**Dataset rows**:
--- START ---

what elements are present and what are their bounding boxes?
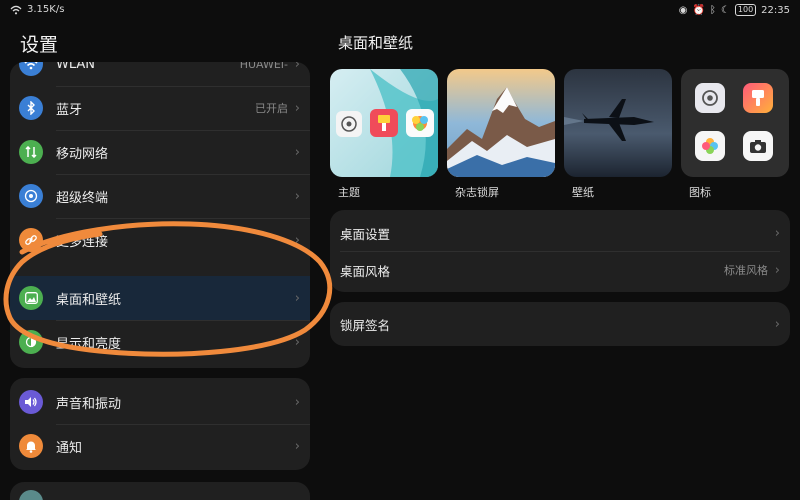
detail-pane: 桌面和壁纸 主题 杂志锁屏 壁纸 图标 桌面设置 › 桌面风格 标准风格 › 锁… (320, 22, 800, 500)
clock: 22:35 (761, 4, 790, 16)
chevron-right-icon: › (294, 394, 300, 410)
settings-item-label: 桌面和壁纸 (56, 292, 122, 308)
thumbnail-theme[interactable] (330, 69, 438, 177)
settings-item-label: 移动网络 (56, 146, 109, 162)
thumbnail-label: 图标 (689, 186, 711, 199)
chevron-right-icon: › (294, 438, 300, 454)
bell-icon (19, 434, 43, 458)
thumbnail-label: 杂志锁屏 (455, 186, 499, 199)
super-device-icon (19, 184, 43, 208)
chevron-right-icon: › (294, 144, 300, 160)
settings-card-next (10, 482, 310, 500)
desktop-style-row[interactable]: 桌面风格 标准风格 › (330, 251, 790, 289)
settings-item-mobile-network[interactable]: 移动网络 › (10, 130, 310, 174)
settings-item-display-brightness[interactable]: 显示和亮度 › (10, 320, 310, 364)
chevron-right-icon: › (294, 290, 300, 306)
moon-icon: ☾ (720, 4, 730, 16)
settings-item-label: 更多连接 (56, 234, 109, 250)
display-icon (19, 330, 43, 354)
settings-card-connectivity: WLAN HUAWEI- › 蓝牙 已开启 › 移动网络 › 超级终端 › 更多… (10, 62, 310, 368)
chevron-right-icon: › (774, 316, 780, 332)
thumbnail-label: 壁纸 (572, 186, 594, 199)
chevron-right-icon: › (294, 334, 300, 350)
settings-item-bluetooth[interactable]: 蓝牙 已开启 › (10, 86, 310, 130)
desktop-settings-row[interactable]: 桌面设置 › (330, 214, 790, 252)
thumbnail-magazine-lockscreen[interactable] (447, 69, 555, 177)
settings-card-sound: 声音和振动 › 通知 › (10, 378, 310, 470)
row-label: 桌面风格 (340, 263, 391, 279)
eye-icon: ◉ (678, 4, 688, 16)
lockscreen-signature-row[interactable]: 锁屏签名 › (330, 305, 790, 343)
desktop-settings-panel: 桌面设置 › 桌面风格 标准风格 › (330, 210, 790, 292)
row-value: 标准风格 (724, 264, 768, 277)
bluetooth-icon (19, 96, 43, 120)
thumbnail-label: 主题 (338, 186, 360, 199)
settings-app-icon (695, 83, 725, 113)
row-label: 锁屏签名 (340, 317, 391, 333)
settings-item-label: 声音和振动 (56, 396, 122, 412)
chevron-right-icon: › (774, 262, 780, 278)
bluetooth-status-icon: ᛒ (709, 4, 716, 16)
theme-app-icon (743, 83, 773, 113)
settings-item-label: 超级终端 (56, 190, 109, 206)
status-bar: 3.15K/s ◉ ⏰ ᛒ ☾ 100 22:35 (0, 0, 800, 22)
chevron-right-icon: › (294, 100, 300, 116)
sound-icon (19, 390, 43, 414)
settings-item-sound-vibration[interactable]: 声音和振动 › (10, 380, 310, 424)
settings-item-desktop-wallpaper[interactable]: 桌面和壁纸 › (10, 276, 310, 320)
section-title: 桌面和壁纸 (338, 34, 414, 52)
row-label: 桌面设置 (340, 226, 391, 242)
gallery-app-icon (695, 131, 725, 161)
lockscreen-signature-panel: 锁屏签名 › (330, 302, 790, 346)
thumbnail-wallpaper[interactable] (564, 69, 672, 177)
settings-item-value: 已开启 (255, 102, 288, 115)
wallpaper-icon (19, 286, 43, 310)
settings-item-super-device[interactable]: 超级终端 › (10, 174, 310, 218)
settings-item-more-connections[interactable]: 更多连接 › (10, 218, 310, 262)
alarm-icon: ⏰ (692, 4, 705, 16)
settings-list-pane: 设置 WLAN HUAWEI- › 蓝牙 已开启 › 移动网络 › 超级终端 ›… (0, 22, 320, 500)
wifi-status-icon (10, 5, 22, 14)
settings-item-label: 显示和亮度 (56, 336, 122, 352)
partial-icon (19, 490, 43, 500)
battery-indicator: 100 (734, 4, 757, 16)
link-icon (19, 228, 43, 252)
settings-item-label: 蓝牙 (56, 102, 83, 118)
thumbnail-icons[interactable] (681, 69, 789, 177)
chevron-right-icon: › (774, 225, 780, 241)
chevron-right-icon: › (294, 188, 300, 204)
camera-app-icon (743, 131, 773, 161)
network-speed: 3.15K/s (27, 4, 65, 15)
mobile-network-icon (19, 140, 43, 164)
settings-item-label: WLAN (56, 62, 96, 72)
wifi-icon (19, 62, 43, 76)
settings-item-label: 通知 (56, 440, 83, 456)
chevron-right-icon: › (294, 62, 300, 72)
page-title: 设置 (20, 34, 59, 56)
settings-item-wlan[interactable]: WLAN HUAWEI- › (10, 62, 310, 86)
chevron-right-icon: › (294, 232, 300, 248)
settings-item-value: HUAWEI- (239, 62, 288, 71)
settings-item-notifications[interactable]: 通知 › (10, 424, 310, 468)
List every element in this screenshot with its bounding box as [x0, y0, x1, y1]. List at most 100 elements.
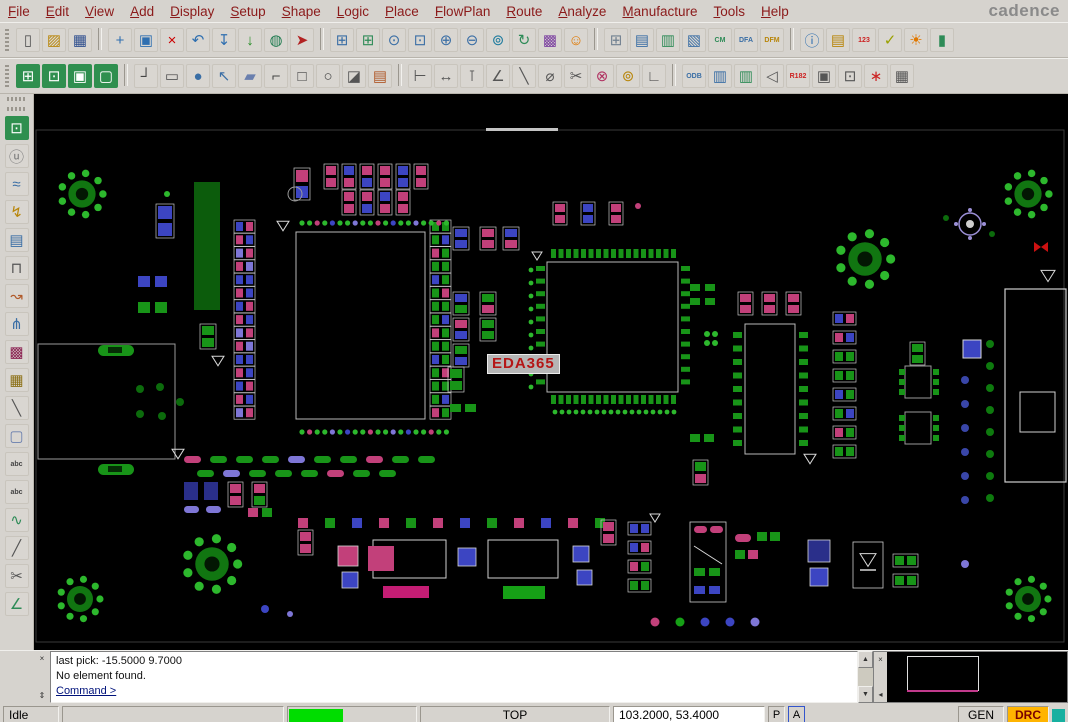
pattern-icon[interactable]: ▩ — [4, 340, 29, 364]
menu-add[interactable]: Add — [130, 4, 154, 19]
matrix-tool-icon[interactable]: ▦ — [890, 64, 914, 88]
sidebar-grip-2[interactable] — [6, 107, 27, 111]
cm-check-icon[interactable]: CM — [708, 28, 732, 52]
pcb-canvas[interactable]: EDA365 — [34, 94, 1068, 650]
layers-icon[interactable]: ▤ — [630, 28, 654, 52]
text-abc-icon[interactable]: abc — [4, 452, 29, 476]
pin-mark-icon[interactable]: ➤ — [290, 28, 314, 52]
menu-setup[interactable]: Setup — [230, 4, 265, 19]
circle-tap-icon[interactable]: ⊚ — [616, 64, 640, 88]
window-select-icon[interactable]: ⊡ — [838, 64, 862, 88]
add-line-side-icon[interactable]: ╲ — [4, 396, 29, 420]
circled-u-icon[interactable]: ⓤ — [4, 144, 29, 168]
waveform-icon[interactable]: ≈ — [4, 172, 29, 196]
zoom-points-icon[interactable]: ⊙ — [382, 28, 406, 52]
menu-route[interactable]: Route — [506, 4, 542, 19]
zoom-area-icon[interactable]: ⊡ — [4, 116, 29, 140]
measure-angle-icon[interactable]: ∠ — [4, 592, 29, 616]
highlight-sun-icon[interactable]: ☀ — [904, 28, 928, 52]
padstack-icon[interactable]: ▤ — [368, 64, 392, 88]
add-circle-icon[interactable]: ● — [186, 64, 210, 88]
zoom-in-icon[interactable]: ⊕ — [434, 28, 458, 52]
info-icon[interactable]: ⓘ — [800, 28, 824, 52]
origin-green-icon[interactable]: ⊡ — [42, 64, 66, 88]
zoom-out-icon[interactable]: ⊖ — [460, 28, 484, 52]
stub-icon[interactable]: ⊓ — [4, 256, 29, 280]
expand-green-icon[interactable]: ▢ — [94, 64, 118, 88]
trim-icon[interactable]: ✂ — [4, 564, 29, 588]
new-design-icon[interactable]: ▯ — [16, 28, 40, 52]
menu-view[interactable]: View — [85, 4, 114, 19]
shell-icon[interactable]: ☺ — [564, 28, 588, 52]
minimap-view[interactable] — [887, 652, 1067, 702]
scrollbar-track[interactable] — [858, 668, 873, 686]
bars-icon[interactable]: ▮ — [930, 28, 954, 52]
menu-analyze[interactable]: Analyze — [558, 4, 606, 19]
grid-display-icon[interactable]: ⊞ — [356, 28, 380, 52]
open-design-icon[interactable]: ▨ — [42, 28, 66, 52]
add-ellipse-icon[interactable]: ○ — [316, 64, 340, 88]
p-button[interactable]: P — [768, 706, 785, 722]
dimension-icon[interactable]: ↔ — [434, 64, 458, 88]
a-button[interactable]: A — [788, 706, 805, 722]
diagonal-line-icon[interactable]: ╲ — [512, 64, 536, 88]
add-square-icon[interactable]: □ — [290, 64, 314, 88]
r182-label-icon[interactable]: R182 — [786, 64, 810, 88]
pin-tool-icon[interactable]: ⊢ — [408, 64, 432, 88]
linear-dim-icon[interactable]: ⊺ — [460, 64, 484, 88]
menu-file[interactable]: File — [8, 4, 30, 19]
menu-flowplan[interactable]: FlowPlan — [435, 4, 491, 19]
toolbar-grip[interactable] — [5, 29, 9, 51]
minimap-close-icon[interactable]: × — [878, 655, 883, 664]
zoom-world-icon[interactable]: ⊚ — [486, 28, 510, 52]
highlight-tool-icon[interactable]: ⊗ — [590, 64, 614, 88]
resize-grip[interactable] — [1052, 708, 1065, 722]
add-frect-icon[interactable]: ▰ — [238, 64, 262, 88]
scroll-up-icon[interactable]: ▲ — [858, 651, 873, 668]
menu-edit[interactable]: Edit — [46, 4, 69, 19]
console-scrollbar[interactable]: ▲ ▼ — [858, 651, 873, 703]
report-green-icon[interactable]: ▥ — [734, 64, 758, 88]
diameter-dim-icon[interactable]: ⌀ — [538, 64, 562, 88]
menu-help[interactable]: Help — [761, 4, 789, 19]
design-grid-icon[interactable]: ⊞ — [604, 28, 628, 52]
menu-display[interactable]: Display — [170, 4, 214, 19]
menu-shape[interactable]: Shape — [282, 4, 321, 19]
text-abc-dot-icon[interactable]: abc — [4, 480, 29, 504]
menu-logic[interactable]: Logic — [337, 4, 369, 19]
copy-icon[interactable]: ▣ — [134, 28, 158, 52]
redraw-icon[interactable]: ↻ — [512, 28, 536, 52]
console-close-icon[interactable]: × — [40, 654, 45, 663]
add-rect-side-icon[interactable]: ▢ — [4, 424, 29, 448]
cross-section-icon[interactable]: ▥ — [656, 28, 680, 52]
verify-icon[interactable]: ✓ — [878, 28, 902, 52]
angle-dim-icon[interactable]: ∠ — [486, 64, 510, 88]
add-arc-icon[interactable]: ⌐ — [264, 64, 288, 88]
attach-star-icon[interactable]: ∗ — [864, 64, 888, 88]
dfa-check-icon[interactable]: DFA — [734, 28, 758, 52]
menu-tools[interactable]: Tools — [713, 4, 745, 19]
console-resize-icon[interactable]: ⇕ — [39, 691, 46, 700]
toolbar-grip-2[interactable] — [5, 65, 9, 87]
probe-icon[interactable]: ↯ — [4, 200, 29, 224]
delete-icon[interactable]: × — [160, 28, 184, 52]
grid-dots-icon[interactable]: ▦ — [4, 368, 29, 392]
properties-icon[interactable]: ▤ — [826, 28, 850, 52]
undo-icon[interactable]: ↶ — [186, 28, 210, 52]
flag-tool-icon[interactable]: ▣ — [812, 64, 836, 88]
freeze-net-icon[interactable]: ◍ — [264, 28, 288, 52]
add-slot-icon[interactable]: ◪ — [342, 64, 366, 88]
zoom-fit-icon[interactable]: ⊡ — [408, 28, 432, 52]
cut-tool-icon[interactable]: ✂ — [564, 64, 588, 88]
odb-export-icon[interactable]: ODB — [682, 64, 706, 88]
dfm-check-icon[interactable]: DFM — [760, 28, 784, 52]
cline-icon[interactable]: ╱ — [4, 536, 29, 560]
shadow-mode-icon[interactable]: ▧ — [682, 28, 706, 52]
snapshot-icon[interactable]: ▤ — [4, 228, 29, 252]
color192-icon[interactable]: ▩ — [538, 28, 562, 52]
menu-manufacture[interactable]: Manufacture — [622, 4, 697, 19]
move-icon[interactable]: + — [108, 28, 132, 52]
spread-icon[interactable]: ⋔ — [4, 312, 29, 336]
select-cursor-icon[interactable]: ↖ — [212, 64, 236, 88]
audit-left-icon[interactable]: ◁ — [760, 64, 784, 88]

--- END ---

**What is asked**: Could you put the lines of the material that start at the line containing "detail-pane: 桌面和壁纸 主题" and end at the line containing "super-device-icon (19, 184, 43, 208)" into a numbered list, leaving out any blank lines?

**Output of the task**:
1. detail-pane: 桌面和壁纸 主题 杂志锁屏 壁纸 图标 桌面设置 › 桌面风格 标准风格 › 锁… (320, 22, 800, 500)
2. clock: 22:35 (761, 4, 790, 16)
3. chevron-right-icon: › (294, 394, 300, 410)
4. settings-item-label: 桌面和壁纸 (56, 292, 122, 308)
5. thumbnail-theme[interactable] (330, 69, 438, 177)
6. settings-item-label: 移动网络 (56, 146, 109, 162)
7. thumbnail-label: 图标 (689, 186, 711, 199)
8. chevron-right-icon: › (294, 438, 300, 454)
9. bell-icon (19, 434, 43, 458)
10. thumbnail-label: 杂志锁屏 (455, 186, 499, 199)
11. super-device-icon (19, 184, 43, 208)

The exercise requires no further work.